**WRITTEN INSTRUCTION:** Copy out every record below, word for word.

+++ DATA SHOWN +++

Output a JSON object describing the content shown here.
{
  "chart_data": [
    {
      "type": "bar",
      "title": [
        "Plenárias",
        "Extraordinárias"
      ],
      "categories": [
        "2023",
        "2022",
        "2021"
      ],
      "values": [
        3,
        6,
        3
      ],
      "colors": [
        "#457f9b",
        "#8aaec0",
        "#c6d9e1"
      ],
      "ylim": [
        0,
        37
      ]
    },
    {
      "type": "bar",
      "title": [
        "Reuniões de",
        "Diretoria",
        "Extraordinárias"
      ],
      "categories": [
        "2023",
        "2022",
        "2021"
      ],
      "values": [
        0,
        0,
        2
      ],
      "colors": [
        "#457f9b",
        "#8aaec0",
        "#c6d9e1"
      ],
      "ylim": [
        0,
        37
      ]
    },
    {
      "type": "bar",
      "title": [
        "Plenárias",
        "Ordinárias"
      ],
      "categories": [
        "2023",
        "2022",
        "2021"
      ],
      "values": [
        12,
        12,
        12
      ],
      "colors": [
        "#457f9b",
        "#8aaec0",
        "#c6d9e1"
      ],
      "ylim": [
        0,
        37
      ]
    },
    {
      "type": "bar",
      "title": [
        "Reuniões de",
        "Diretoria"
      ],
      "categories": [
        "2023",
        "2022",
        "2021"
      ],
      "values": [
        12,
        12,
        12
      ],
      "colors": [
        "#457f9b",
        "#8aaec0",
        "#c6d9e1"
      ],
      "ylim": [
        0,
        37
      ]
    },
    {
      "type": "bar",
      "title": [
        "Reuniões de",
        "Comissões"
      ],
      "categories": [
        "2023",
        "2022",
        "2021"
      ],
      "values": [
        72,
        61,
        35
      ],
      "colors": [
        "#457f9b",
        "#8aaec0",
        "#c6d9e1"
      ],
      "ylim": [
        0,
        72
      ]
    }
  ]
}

+++

**TASK RESPONSE:**
Output a JSON object describing the content shown here.
{
  "chart_data": [
    {
      "type": "bar",
      "title": [
        "Plenárias",
        "Extraordinárias"
      ],
      "categories": [
        "2023",
        "2022",
        "2021"
      ],
      "values": [
        3,
        6,
        3
      ],
      "colors": [
        "#457f9b",
        "#8aaec0",
        "#c6d9e1"
      ],
      "ylim": [
        0,
        37
      ]
    },
    {
      "type": "bar",
      "title": [
        "Reuniões de",
        "Diretoria",
        "Extraordinárias"
      ],
      "categories": [
        "2023",
        "2022",
        "2021"
      ],
      "values": [
        0,
        0,
        2
      ],
      "colors": [
        "#457f9b",
        "#8aaec0",
        "#c6d9e1"
      ],
      "ylim": [
        0,
        37
      ]
    },
    {
      "type": "bar",
      "title": [
        "Plenárias",
        "Ordinárias"
      ],
      "categories": [
        "2023",
        "2022",
        "2021"
      ],
      "values": [
        12,
        12,
        12
      ],
      "colors": [
        "#457f9b",
        "#8aaec0",
        "#c6d9e1"
      ],
      "ylim": [
        0,
        37
      ]
    },
    {
      "type": "bar",
      "title": [
        "Reuniões de",
        "Diretoria"
      ],
      "categories": [
        "2023",
        "2022",
        "2021"
      ],
      "values": [
        12,
        12,
        12
      ],
      "colors": [
        "#457f9b",
        "#8aaec0",
        "#c6d9e1"
      ],
      "ylim": [
        0,
        37
      ]
    },
    {
      "type": "bar",
      "title": [
        "Reuniões de",
        "Comissões"
      ],
      "categories": [
        "2023",
        "2022",
        "2021"
      ],
      "values": [
        72,
        61,
        35
      ],
      "colors": [
        "#457f9b",
        "#8aaec0",
        "#c6d9e1"
      ],
      "ylim": [
        0,
        72
      ]
    }
  ]
}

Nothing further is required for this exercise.